--- START Data excerpts ---
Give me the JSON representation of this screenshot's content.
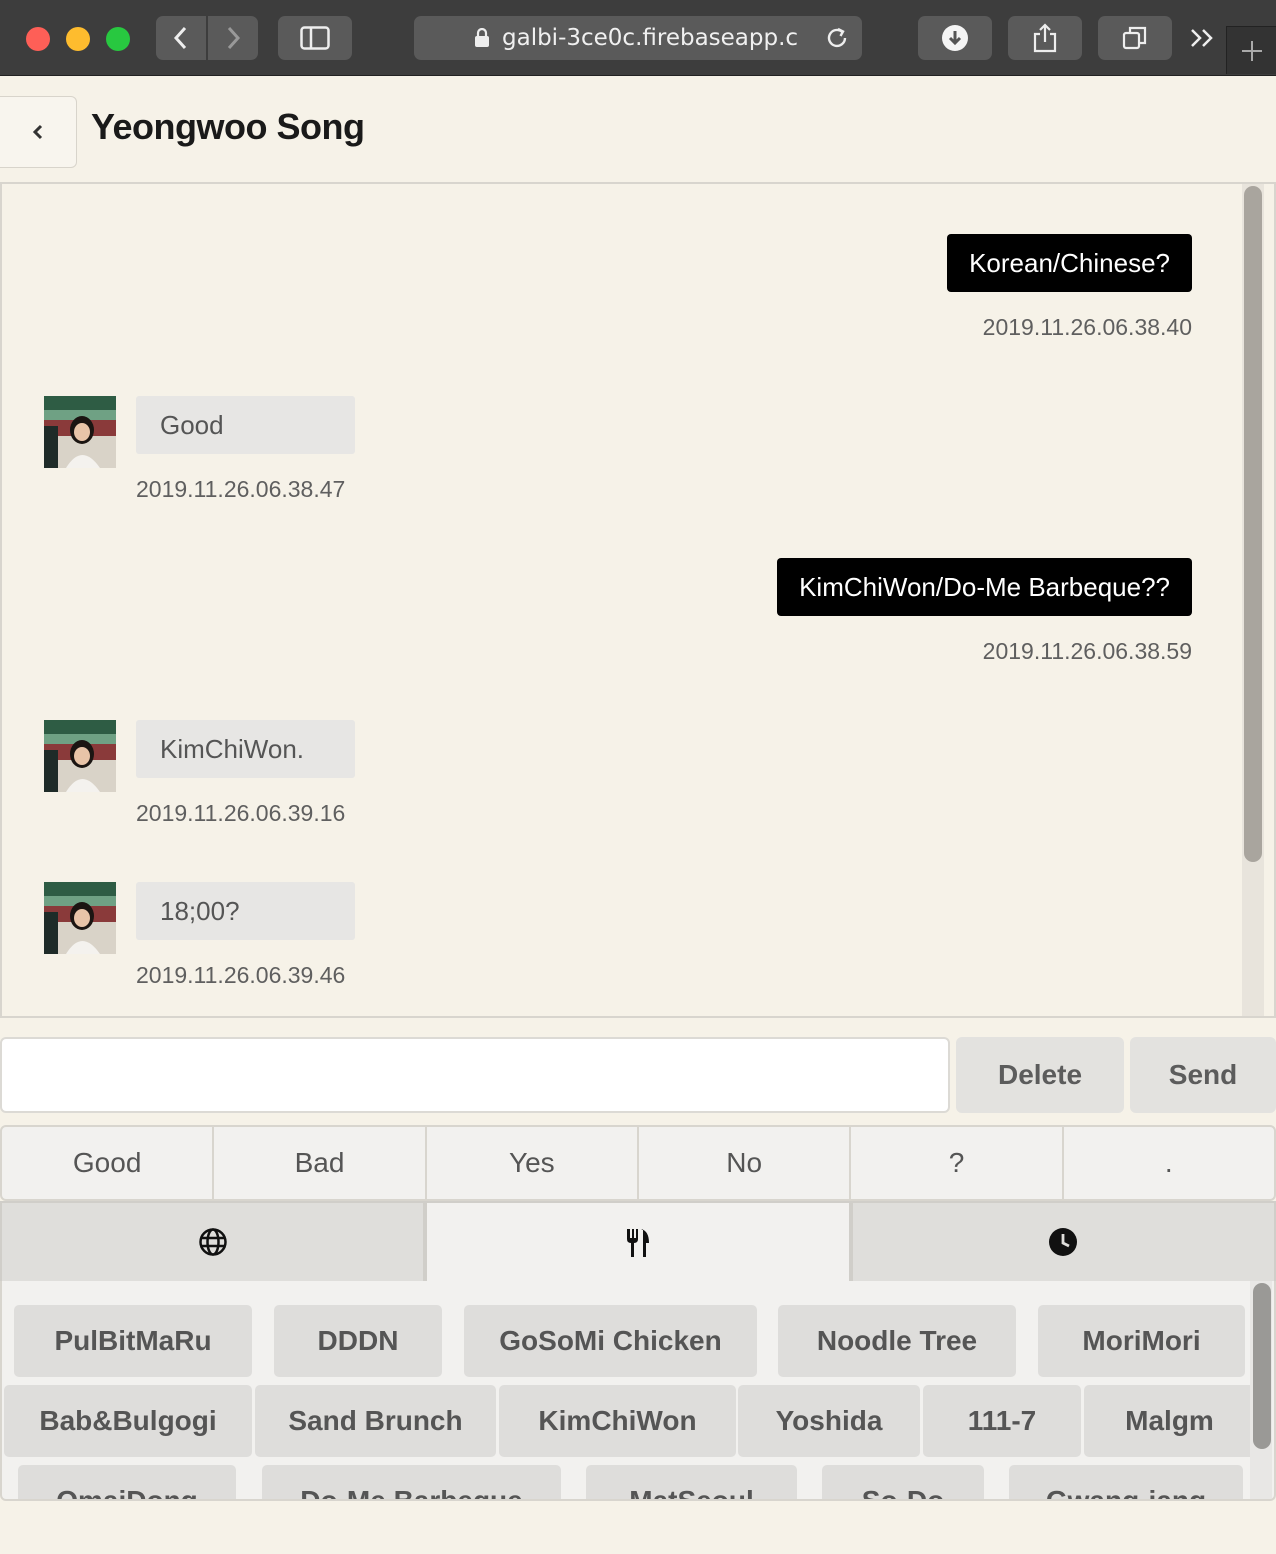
{
  "browser": {
    "url": "galbi-3ce0c.firebaseapp.c"
  },
  "header": {
    "title": "Yeongwoo Song"
  },
  "messages": [
    {
      "dir": "out",
      "text": "Korean/Chinese?",
      "time": "2019.11.26.06.38.40"
    },
    {
      "dir": "in",
      "text": "Good",
      "time": "2019.11.26.06.38.47"
    },
    {
      "dir": "out",
      "text": "KimChiWon/Do-Me Barbeque??",
      "time": "2019.11.26.06.38.59"
    },
    {
      "dir": "in",
      "text": "KimChiWon.",
      "time": "2019.11.26.06.39.16"
    },
    {
      "dir": "in",
      "text": "18;00?",
      "time": "2019.11.26.06.39.46"
    }
  ],
  "composer": {
    "value": "",
    "placeholder": "",
    "delete_label": "Delete",
    "send_label": "Send"
  },
  "quick_replies": [
    "Good",
    "Bad",
    "Yes",
    "No",
    "?",
    "."
  ],
  "tabs": [
    {
      "icon": "globe-icon",
      "active": false
    },
    {
      "icon": "utensils-icon",
      "active": true
    },
    {
      "icon": "clock-icon",
      "active": false
    }
  ],
  "restaurants": [
    [
      "PulBitMaRu",
      "DDDN",
      "GoSoMi Chicken",
      "Noodle Tree",
      "MoriMori"
    ],
    [
      "Bab&Bulgogi",
      "Sand Brunch",
      "KimChiWon",
      "Yoshida",
      "111-7",
      "Malgm"
    ],
    [
      "OmaiDong",
      "Do-Me Barbeque",
      "MatSeoul",
      "So-Do",
      "Gwang-jang"
    ]
  ],
  "colors": {
    "background": "#f6f2e8",
    "outgoing_bubble": "#000000",
    "incoming_bubble": "#e7e6e4",
    "button": "#dedddb"
  }
}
--- END Data excerpts ---
§ Task to carry out
Give back the whole listing as it stands, minus its pictures.

§ The reply
Give me the JSON representation of this screenshot's content.
{
  "browser": {
    "url": "galbi-3ce0c.firebaseapp.c"
  },
  "header": {
    "title": "Yeongwoo Song"
  },
  "messages": [
    {
      "dir": "out",
      "text": "Korean/Chinese?",
      "time": "2019.11.26.06.38.40"
    },
    {
      "dir": "in",
      "text": "Good",
      "time": "2019.11.26.06.38.47"
    },
    {
      "dir": "out",
      "text": "KimChiWon/Do-Me Barbeque??",
      "time": "2019.11.26.06.38.59"
    },
    {
      "dir": "in",
      "text": "KimChiWon.",
      "time": "2019.11.26.06.39.16"
    },
    {
      "dir": "in",
      "text": "18;00?",
      "time": "2019.11.26.06.39.46"
    }
  ],
  "composer": {
    "value": "",
    "placeholder": "",
    "delete_label": "Delete",
    "send_label": "Send"
  },
  "quick_replies": [
    "Good",
    "Bad",
    "Yes",
    "No",
    "?",
    "."
  ],
  "tabs": [
    {
      "icon": "globe-icon",
      "active": false
    },
    {
      "icon": "utensils-icon",
      "active": true
    },
    {
      "icon": "clock-icon",
      "active": false
    }
  ],
  "restaurants": [
    [
      "PulBitMaRu",
      "DDDN",
      "GoSoMi Chicken",
      "Noodle Tree",
      "MoriMori"
    ],
    [
      "Bab&Bulgogi",
      "Sand Brunch",
      "KimChiWon",
      "Yoshida",
      "111-7",
      "Malgm"
    ],
    [
      "OmaiDong",
      "Do-Me Barbeque",
      "MatSeoul",
      "So-Do",
      "Gwang-jang"
    ]
  ],
  "colors": {
    "background": "#f6f2e8",
    "outgoing_bubble": "#000000",
    "incoming_bubble": "#e7e6e4",
    "button": "#dedddb"
  }
}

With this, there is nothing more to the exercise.